====== Data excerpts ======
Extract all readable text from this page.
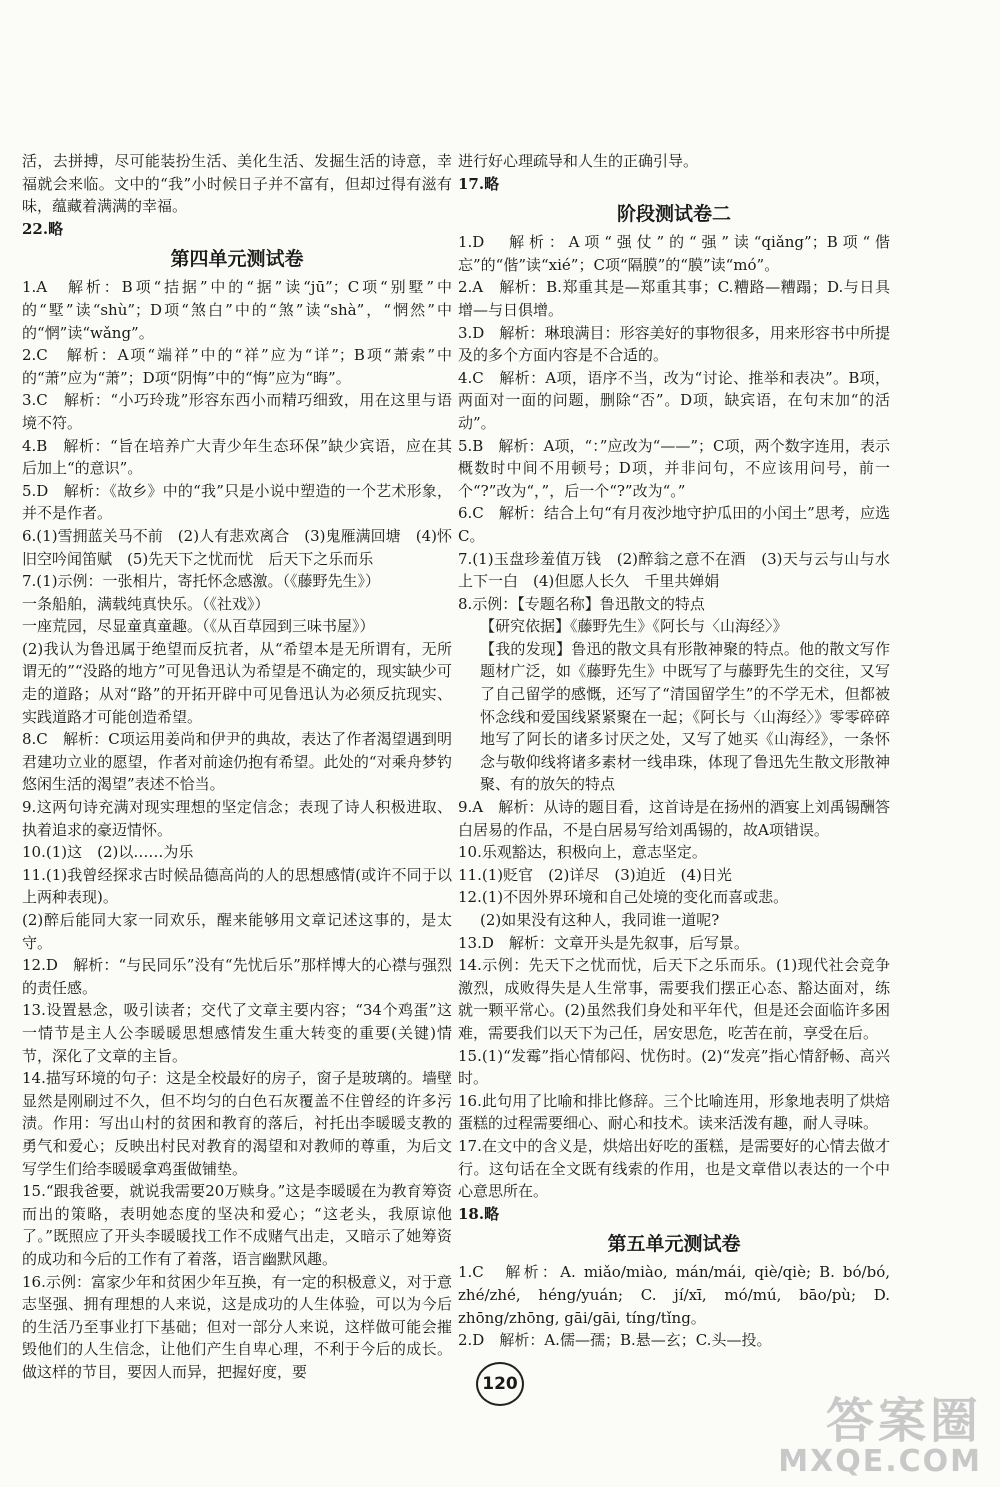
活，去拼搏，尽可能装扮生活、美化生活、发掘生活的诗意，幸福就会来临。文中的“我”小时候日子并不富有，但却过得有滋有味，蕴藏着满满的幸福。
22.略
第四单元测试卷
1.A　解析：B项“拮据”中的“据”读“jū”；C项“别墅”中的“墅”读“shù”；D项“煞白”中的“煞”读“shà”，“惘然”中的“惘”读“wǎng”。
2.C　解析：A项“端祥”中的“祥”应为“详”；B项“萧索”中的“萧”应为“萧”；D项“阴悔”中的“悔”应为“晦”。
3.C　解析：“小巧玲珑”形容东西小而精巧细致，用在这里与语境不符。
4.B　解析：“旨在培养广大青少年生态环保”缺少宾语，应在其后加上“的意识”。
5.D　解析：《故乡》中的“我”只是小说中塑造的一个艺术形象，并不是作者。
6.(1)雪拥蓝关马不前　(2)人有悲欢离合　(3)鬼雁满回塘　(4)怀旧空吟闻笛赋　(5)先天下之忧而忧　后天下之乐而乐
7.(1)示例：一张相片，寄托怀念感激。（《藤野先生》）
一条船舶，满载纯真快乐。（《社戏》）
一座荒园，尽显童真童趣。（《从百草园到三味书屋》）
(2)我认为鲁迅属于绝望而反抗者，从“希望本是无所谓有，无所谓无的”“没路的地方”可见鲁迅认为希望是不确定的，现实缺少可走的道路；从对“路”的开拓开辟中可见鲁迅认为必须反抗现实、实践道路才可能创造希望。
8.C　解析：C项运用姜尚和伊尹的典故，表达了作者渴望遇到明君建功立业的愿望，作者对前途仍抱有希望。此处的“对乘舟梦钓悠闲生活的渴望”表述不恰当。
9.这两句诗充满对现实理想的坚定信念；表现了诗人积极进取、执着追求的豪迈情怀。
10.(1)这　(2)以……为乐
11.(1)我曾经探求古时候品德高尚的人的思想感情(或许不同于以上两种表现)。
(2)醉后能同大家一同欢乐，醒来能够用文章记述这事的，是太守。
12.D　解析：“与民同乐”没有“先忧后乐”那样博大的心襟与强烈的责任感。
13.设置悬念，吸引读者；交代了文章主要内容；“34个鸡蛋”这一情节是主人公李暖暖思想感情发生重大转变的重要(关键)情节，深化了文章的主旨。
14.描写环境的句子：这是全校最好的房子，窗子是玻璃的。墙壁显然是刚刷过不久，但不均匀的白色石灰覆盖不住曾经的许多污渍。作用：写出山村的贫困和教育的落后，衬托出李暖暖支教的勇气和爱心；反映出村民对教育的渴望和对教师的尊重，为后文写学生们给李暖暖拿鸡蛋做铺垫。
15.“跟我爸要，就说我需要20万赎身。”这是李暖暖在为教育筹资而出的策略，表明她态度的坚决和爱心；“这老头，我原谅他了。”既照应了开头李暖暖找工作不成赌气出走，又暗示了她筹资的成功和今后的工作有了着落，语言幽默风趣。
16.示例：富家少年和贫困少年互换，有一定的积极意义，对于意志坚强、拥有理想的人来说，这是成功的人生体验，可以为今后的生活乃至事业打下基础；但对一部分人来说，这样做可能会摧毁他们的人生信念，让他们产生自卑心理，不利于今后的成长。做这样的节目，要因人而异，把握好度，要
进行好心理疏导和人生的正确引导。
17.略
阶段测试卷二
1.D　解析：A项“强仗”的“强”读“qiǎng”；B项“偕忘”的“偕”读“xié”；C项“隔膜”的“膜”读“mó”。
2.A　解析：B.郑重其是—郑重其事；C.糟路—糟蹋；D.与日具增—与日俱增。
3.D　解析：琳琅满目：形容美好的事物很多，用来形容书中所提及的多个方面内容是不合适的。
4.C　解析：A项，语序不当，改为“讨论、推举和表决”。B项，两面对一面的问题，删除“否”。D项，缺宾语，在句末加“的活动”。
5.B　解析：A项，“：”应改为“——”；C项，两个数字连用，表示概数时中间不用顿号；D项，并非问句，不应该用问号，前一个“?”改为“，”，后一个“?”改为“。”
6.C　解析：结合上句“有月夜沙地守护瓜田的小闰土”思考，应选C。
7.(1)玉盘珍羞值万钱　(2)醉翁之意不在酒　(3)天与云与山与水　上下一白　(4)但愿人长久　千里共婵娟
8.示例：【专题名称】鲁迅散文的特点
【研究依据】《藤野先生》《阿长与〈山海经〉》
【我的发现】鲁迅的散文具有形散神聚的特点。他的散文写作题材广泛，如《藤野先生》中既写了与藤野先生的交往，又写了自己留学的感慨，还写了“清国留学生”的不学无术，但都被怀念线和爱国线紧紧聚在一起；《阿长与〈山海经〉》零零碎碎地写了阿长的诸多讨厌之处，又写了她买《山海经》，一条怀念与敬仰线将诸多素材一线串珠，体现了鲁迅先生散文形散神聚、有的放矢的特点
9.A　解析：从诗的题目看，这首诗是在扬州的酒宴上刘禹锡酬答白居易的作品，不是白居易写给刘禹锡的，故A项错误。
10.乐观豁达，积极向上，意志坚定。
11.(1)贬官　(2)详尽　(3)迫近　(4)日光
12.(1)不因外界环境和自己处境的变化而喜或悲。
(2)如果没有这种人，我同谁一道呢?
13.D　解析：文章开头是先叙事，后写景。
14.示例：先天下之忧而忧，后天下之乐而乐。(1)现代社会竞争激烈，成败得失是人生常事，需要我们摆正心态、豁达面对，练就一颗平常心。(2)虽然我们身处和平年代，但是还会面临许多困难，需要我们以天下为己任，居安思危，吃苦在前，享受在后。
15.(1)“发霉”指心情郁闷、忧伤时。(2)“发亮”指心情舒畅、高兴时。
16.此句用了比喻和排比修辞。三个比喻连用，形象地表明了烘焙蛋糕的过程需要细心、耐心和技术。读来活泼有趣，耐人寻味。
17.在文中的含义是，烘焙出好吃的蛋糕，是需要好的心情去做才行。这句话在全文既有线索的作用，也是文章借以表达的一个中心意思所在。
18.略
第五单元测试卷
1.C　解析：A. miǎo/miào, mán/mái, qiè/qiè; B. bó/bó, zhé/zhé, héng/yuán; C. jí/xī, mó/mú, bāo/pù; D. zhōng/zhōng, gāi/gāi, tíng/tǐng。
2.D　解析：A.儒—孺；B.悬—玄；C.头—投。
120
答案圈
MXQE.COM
======
Given request - Reproduce all of the material exactly, apart from the pictures.

Solved exercise -
Extract all readable text from this page.
活，去拼搏，尽可能装扮生活、美化生活、发掘生活的诗意，幸福就会来临。文中的“我”小时候日子并不富有，但却过得有滋有味，蕴藏着满满的幸福。
22.略
第四单元测试卷
1.A　解析：B项“拮据”中的“据”读“jū”；C项“别墅”中的“墅”读“shù”；D项“煞白”中的“煞”读“shà”，“惘然”中的“惘”读“wǎng”。
2.C　解析：A项“端祥”中的“祥”应为“详”；B项“萧索”中的“萧”应为“萧”；D项“阴悔”中的“悔”应为“晦”。
3.C　解析：“小巧玲珑”形容东西小而精巧细致，用在这里与语境不符。
4.B　解析：“旨在培养广大青少年生态环保”缺少宾语，应在其后加上“的意识”。
5.D　解析：《故乡》中的“我”只是小说中塑造的一个艺术形象，并不是作者。
6.(1)雪拥蓝关马不前　(2)人有悲欢离合　(3)鬼雁满回塘　(4)怀旧空吟闻笛赋　(5)先天下之忧而忧　后天下之乐而乐
7.(1)示例：一张相片，寄托怀念感激。（《藤野先生》）
一条船舶，满载纯真快乐。（《社戏》）
一座荒园，尽显童真童趣。（《从百草园到三味书屋》）
(2)我认为鲁迅属于绝望而反抗者，从“希望本是无所谓有，无所谓无的”“没路的地方”可见鲁迅认为希望是不确定的，现实缺少可走的道路；从对“路”的开拓开辟中可见鲁迅认为必须反抗现实、实践道路才可能创造希望。
8.C　解析：C项运用姜尚和伊尹的典故，表达了作者渴望遇到明君建功立业的愿望，作者对前途仍抱有希望。此处的“对乘舟梦钓悠闲生活的渴望”表述不恰当。
9.这两句诗充满对现实理想的坚定信念；表现了诗人积极进取、执着追求的豪迈情怀。
10.(1)这　(2)以……为乐
11.(1)我曾经探求古时候品德高尚的人的思想感情(或许不同于以上两种表现)。
(2)醉后能同大家一同欢乐，醒来能够用文章记述这事的，是太守。
12.D　解析：“与民同乐”没有“先忧后乐”那样博大的心襟与强烈的责任感。
13.设置悬念，吸引读者；交代了文章主要内容；“34个鸡蛋”这一情节是主人公李暖暖思想感情发生重大转变的重要(关键)情节，深化了文章的主旨。
14.描写环境的句子：这是全校最好的房子，窗子是玻璃的。墙壁显然是刚刷过不久，但不均匀的白色石灰覆盖不住曾经的许多污渍。作用：写出山村的贫困和教育的落后，衬托出李暖暖支教的勇气和爱心；反映出村民对教育的渴望和对教师的尊重，为后文写学生们给李暖暖拿鸡蛋做铺垫。
15.“跟我爸要，就说我需要20万赎身。”这是李暖暖在为教育筹资而出的策略，表明她态度的坚决和爱心；“这老头，我原谅他了。”既照应了开头李暖暖找工作不成赌气出走，又暗示了她筹资的成功和今后的工作有了着落，语言幽默风趣。
16.示例：富家少年和贫困少年互换，有一定的积极意义，对于意志坚强、拥有理想的人来说，这是成功的人生体验，可以为今后的生活乃至事业打下基础；但对一部分人来说，这样做可能会摧毁他们的人生信念，让他们产生自卑心理，不利于今后的成长。做这样的节目，要因人而异，把握好度，要
进行好心理疏导和人生的正确引导。
17.略
阶段测试卷二
1.D　解析：A项“强仗”的“强”读“qiǎng”；B项“偕忘”的“偕”读“xié”；C项“隔膜”的“膜”读“mó”。
2.A　解析：B.郑重其是—郑重其事；C.糟路—糟蹋；D.与日具增—与日俱增。
3.D　解析：琳琅满目：形容美好的事物很多，用来形容书中所提及的多个方面内容是不合适的。
4.C　解析：A项，语序不当，改为“讨论、推举和表决”。B项，两面对一面的问题，删除“否”。D项，缺宾语，在句末加“的活动”。
5.B　解析：A项，“：”应改为“——”；C项，两个数字连用，表示概数时中间不用顿号；D项，并非问句，不应该用问号，前一个“?”改为“，”，后一个“?”改为“。”
6.C　解析：结合上句“有月夜沙地守护瓜田的小闰土”思考，应选C。
7.(1)玉盘珍羞值万钱　(2)醉翁之意不在酒　(3)天与云与山与水　上下一白　(4)但愿人长久　千里共婵娟
8.示例：【专题名称】鲁迅散文的特点
【研究依据】《藤野先生》《阿长与〈山海经〉》
【我的发现】鲁迅的散文具有形散神聚的特点。他的散文写作题材广泛，如《藤野先生》中既写了与藤野先生的交往，又写了自己留学的感慨，还写了“清国留学生”的不学无术，但都被怀念线和爱国线紧紧聚在一起；《阿长与〈山海经〉》零零碎碎地写了阿长的诸多讨厌之处，又写了她买《山海经》，一条怀念与敬仰线将诸多素材一线串珠，体现了鲁迅先生散文形散神聚、有的放矢的特点
9.A　解析：从诗的题目看，这首诗是在扬州的酒宴上刘禹锡酬答白居易的作品，不是白居易写给刘禹锡的，故A项错误。
10.乐观豁达，积极向上，意志坚定。
11.(1)贬官　(2)详尽　(3)迫近　(4)日光
12.(1)不因外界环境和自己处境的变化而喜或悲。
(2)如果没有这种人，我同谁一道呢?
13.D　解析：文章开头是先叙事，后写景。
14.示例：先天下之忧而忧，后天下之乐而乐。(1)现代社会竞争激烈，成败得失是人生常事，需要我们摆正心态、豁达面对，练就一颗平常心。(2)虽然我们身处和平年代，但是还会面临许多困难，需要我们以天下为己任，居安思危，吃苦在前，享受在后。
15.(1)“发霉”指心情郁闷、忧伤时。(2)“发亮”指心情舒畅、高兴时。
16.此句用了比喻和排比修辞。三个比喻连用，形象地表明了烘焙蛋糕的过程需要细心、耐心和技术。读来活泼有趣，耐人寻味。
17.在文中的含义是，烘焙出好吃的蛋糕，是需要好的心情去做才行。这句话在全文既有线索的作用，也是文章借以表达的一个中心意思所在。
18.略
第五单元测试卷
1.C　解析：A. miǎo/miào, mán/mái, qiè/qiè; B. bó/bó, zhé/zhé, héng/yuán; C. jí/xī, mó/mú, bāo/pù; D. zhōng/zhōng, gāi/gāi, tíng/tǐng。
2.D　解析：A.儒—孺；B.悬—玄；C.头—投。
120
答案圈
MXQE.COM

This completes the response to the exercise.